Directions for this task -> Type every record exactly as it appears.

Supplied data ->
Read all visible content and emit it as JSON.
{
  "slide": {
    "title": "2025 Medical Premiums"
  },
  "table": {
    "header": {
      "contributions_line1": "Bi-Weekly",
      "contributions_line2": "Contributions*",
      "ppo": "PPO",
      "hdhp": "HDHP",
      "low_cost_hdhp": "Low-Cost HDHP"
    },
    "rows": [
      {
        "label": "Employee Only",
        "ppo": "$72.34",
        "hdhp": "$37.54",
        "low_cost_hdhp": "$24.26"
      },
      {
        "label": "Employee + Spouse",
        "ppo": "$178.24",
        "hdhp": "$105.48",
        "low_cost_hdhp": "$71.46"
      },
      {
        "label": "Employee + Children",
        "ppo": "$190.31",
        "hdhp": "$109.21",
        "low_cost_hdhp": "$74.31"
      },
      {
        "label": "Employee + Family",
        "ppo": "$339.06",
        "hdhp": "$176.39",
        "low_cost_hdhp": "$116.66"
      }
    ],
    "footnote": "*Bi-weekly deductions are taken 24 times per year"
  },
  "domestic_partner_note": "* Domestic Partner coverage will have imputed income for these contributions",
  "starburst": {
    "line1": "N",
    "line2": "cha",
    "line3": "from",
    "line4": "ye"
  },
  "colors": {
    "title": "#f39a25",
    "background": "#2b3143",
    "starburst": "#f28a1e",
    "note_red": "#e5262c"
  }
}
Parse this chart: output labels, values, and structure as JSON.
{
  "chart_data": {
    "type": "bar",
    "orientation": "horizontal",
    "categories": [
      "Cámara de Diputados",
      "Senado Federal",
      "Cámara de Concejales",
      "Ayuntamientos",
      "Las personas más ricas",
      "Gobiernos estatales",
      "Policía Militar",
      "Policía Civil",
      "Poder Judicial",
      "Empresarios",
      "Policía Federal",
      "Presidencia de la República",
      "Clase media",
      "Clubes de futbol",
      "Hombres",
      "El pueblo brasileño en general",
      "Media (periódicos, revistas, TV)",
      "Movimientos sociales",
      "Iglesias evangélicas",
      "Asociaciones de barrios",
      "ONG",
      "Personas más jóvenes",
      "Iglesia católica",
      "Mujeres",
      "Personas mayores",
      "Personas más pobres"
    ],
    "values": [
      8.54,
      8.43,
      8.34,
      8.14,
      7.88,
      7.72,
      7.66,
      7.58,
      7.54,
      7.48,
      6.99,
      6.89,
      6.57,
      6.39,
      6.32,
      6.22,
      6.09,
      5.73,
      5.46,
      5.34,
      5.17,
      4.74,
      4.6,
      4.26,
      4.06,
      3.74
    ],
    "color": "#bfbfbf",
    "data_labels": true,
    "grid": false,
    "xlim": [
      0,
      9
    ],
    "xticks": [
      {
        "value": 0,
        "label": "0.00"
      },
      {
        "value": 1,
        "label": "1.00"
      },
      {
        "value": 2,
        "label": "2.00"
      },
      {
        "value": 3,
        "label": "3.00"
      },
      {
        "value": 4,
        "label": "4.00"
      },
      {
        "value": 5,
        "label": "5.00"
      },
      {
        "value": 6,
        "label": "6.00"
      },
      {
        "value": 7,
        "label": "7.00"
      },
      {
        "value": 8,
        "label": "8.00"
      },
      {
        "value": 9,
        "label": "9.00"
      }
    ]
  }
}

Answer for this exercise ->
Read all visible content and emit it as JSON.
{
  "slide": {
    "title": "2025 Medical Premiums"
  },
  "table": {
    "header": {
      "contributions_line1": "Bi-Weekly",
      "contributions_line2": "Contributions*",
      "ppo": "PPO",
      "hdhp": "HDHP",
      "low_cost_hdhp": "Low-Cost HDHP"
    },
    "rows": [
      {
        "label": "Employee Only",
        "ppo": "$72.34",
        "hdhp": "$37.54",
        "low_cost_hdhp": "$24.26"
      },
      {
        "label": "Employee + Spouse",
        "ppo": "$178.24",
        "hdhp": "$105.48",
        "low_cost_hdhp": "$71.46"
      },
      {
        "label": "Employee + Children",
        "ppo": "$190.31",
        "hdhp": "$109.21",
        "low_cost_hdhp": "$74.31"
      },
      {
        "label": "Employee + Family",
        "ppo": "$339.06",
        "hdhp": "$176.39",
        "low_cost_hdhp": "$116.66"
      }
    ],
    "footnote": "*Bi-weekly deductions are taken 24 times per year"
  },
  "domestic_partner_note": "* Domestic Partner coverage will have imputed income for these contributions",
  "starburst": {
    "line1": "N",
    "line2": "cha",
    "line3": "from",
    "line4": "ye"
  },
  "colors": {
    "title": "#f39a25",
    "background": "#2b3143",
    "starburst": "#f28a1e",
    "note_red": "#e5262c"
  }
}
Parse this chart: output labels, values, and structure as JSON.
{
  "chart_data": {
    "type": "bar",
    "orientation": "horizontal",
    "categories": [
      "Cámara de Diputados",
      "Senado Federal",
      "Cámara de Concejales",
      "Ayuntamientos",
      "Las personas más ricas",
      "Gobiernos estatales",
      "Policía Militar",
      "Policía Civil",
      "Poder Judicial",
      "Empresarios",
      "Policía Federal",
      "Presidencia de la República",
      "Clase media",
      "Clubes de futbol",
      "Hombres",
      "El pueblo brasileño en general",
      "Media (periódicos, revistas, TV)",
      "Movimientos sociales",
      "Iglesias evangélicas",
      "Asociaciones de barrios",
      "ONG",
      "Personas más jóvenes",
      "Iglesia católica",
      "Mujeres",
      "Personas mayores",
      "Personas más pobres"
    ],
    "values": [
      8.54,
      8.43,
      8.34,
      8.14,
      7.88,
      7.72,
      7.66,
      7.58,
      7.54,
      7.48,
      6.99,
      6.89,
      6.57,
      6.39,
      6.32,
      6.22,
      6.09,
      5.73,
      5.46,
      5.34,
      5.17,
      4.74,
      4.6,
      4.26,
      4.06,
      3.74
    ],
    "color": "#bfbfbf",
    "data_labels": true,
    "grid": false,
    "xlim": [
      0,
      9
    ],
    "xticks": [
      {
        "value": 0,
        "label": "0.00"
      },
      {
        "value": 1,
        "label": "1.00"
      },
      {
        "value": 2,
        "label": "2.00"
      },
      {
        "value": 3,
        "label": "3.00"
      },
      {
        "value": 4,
        "label": "4.00"
      },
      {
        "value": 5,
        "label": "5.00"
      },
      {
        "value": 6,
        "label": "6.00"
      },
      {
        "value": 7,
        "label": "7.00"
      },
      {
        "value": 8,
        "label": "8.00"
      },
      {
        "value": 9,
        "label": "9.00"
      }
    ]
  }
}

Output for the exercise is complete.